To be done>
Below are the records; pull every line that includes "content".

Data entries

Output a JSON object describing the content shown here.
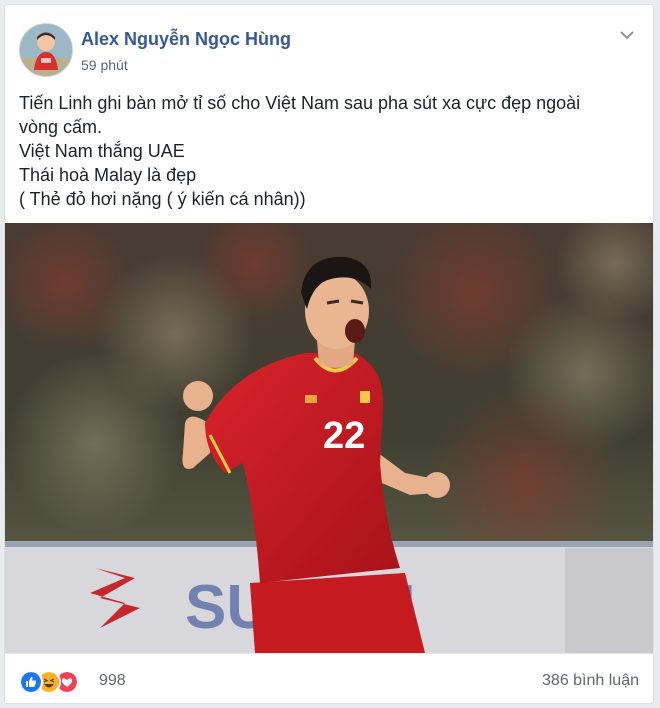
{
  "post": {
    "author": "Alex Nguyễn Ngọc Hùng",
    "time": "59 phút",
    "lines": [
      "Tiến Linh ghi bàn mở tỉ số cho Việt Nam sau pha sút xa cực đẹp ngoài",
      "vòng cấm.",
      "Việt Nam thắng UAE",
      "Thái hoà Malay là đẹp",
      "( Thẻ đỏ hơi nặng ( ý kiến cá nhân))"
    ],
    "photo": {
      "jersey_number": "22",
      "banner_text": "SUZUKI"
    }
  },
  "footer": {
    "reaction_count": "998",
    "comment_count": "386 bình luận"
  },
  "colors": {
    "author_link": "#365899",
    "like_blue": "#1877f2",
    "haha_yellow": "#f7b125",
    "love_red": "#f33e58",
    "jersey_red": "#c8171f"
  },
  "icons": [
    "chevron-down-icon",
    "like-icon",
    "haha-icon",
    "love-icon"
  ]
}
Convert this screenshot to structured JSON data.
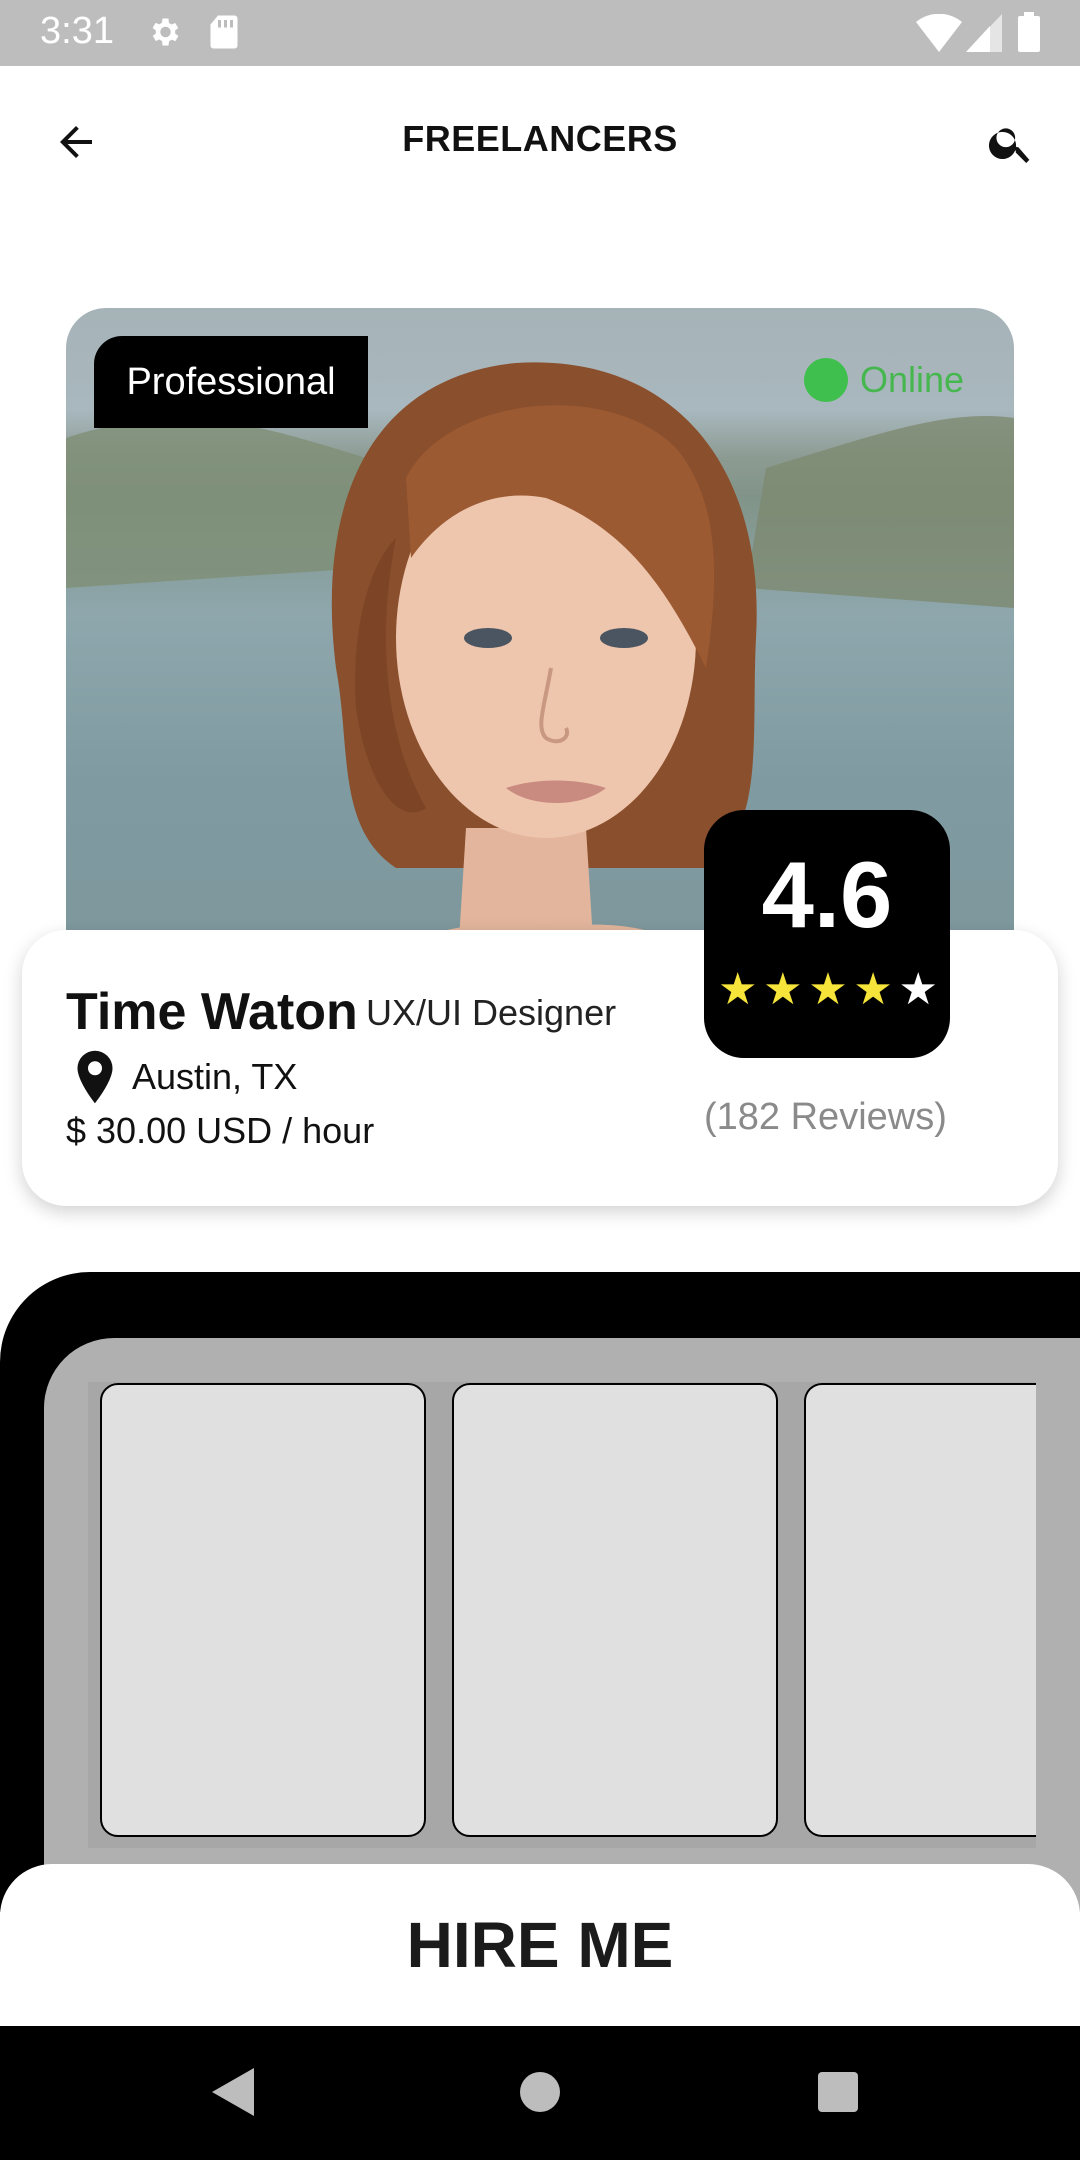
{
  "status_bar": {
    "time": "3:31"
  },
  "header": {
    "title": "FREELANCERS"
  },
  "profile": {
    "badge": "Professional",
    "online_label": "Online",
    "name": "Time Waton",
    "role": "UX/UI Designer",
    "location": "Austin, TX",
    "rate": "$ 30.00 USD / hour",
    "rating": "4.6",
    "stars_filled": 4,
    "stars_total": 5,
    "reviews": "(182 Reviews)"
  },
  "actions": {
    "hire_label": "HIRE ME"
  },
  "colors": {
    "online": "#3fbf4d",
    "star_filled": "#f6e43a",
    "star_empty": "#ffffff"
  }
}
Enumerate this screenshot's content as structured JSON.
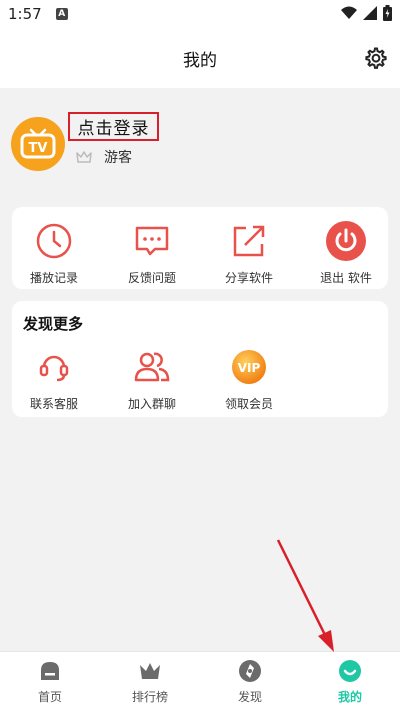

Problem solution>
Output a JSON object describing the content shown here.
Enumerate this screenshot's content as structured JSON.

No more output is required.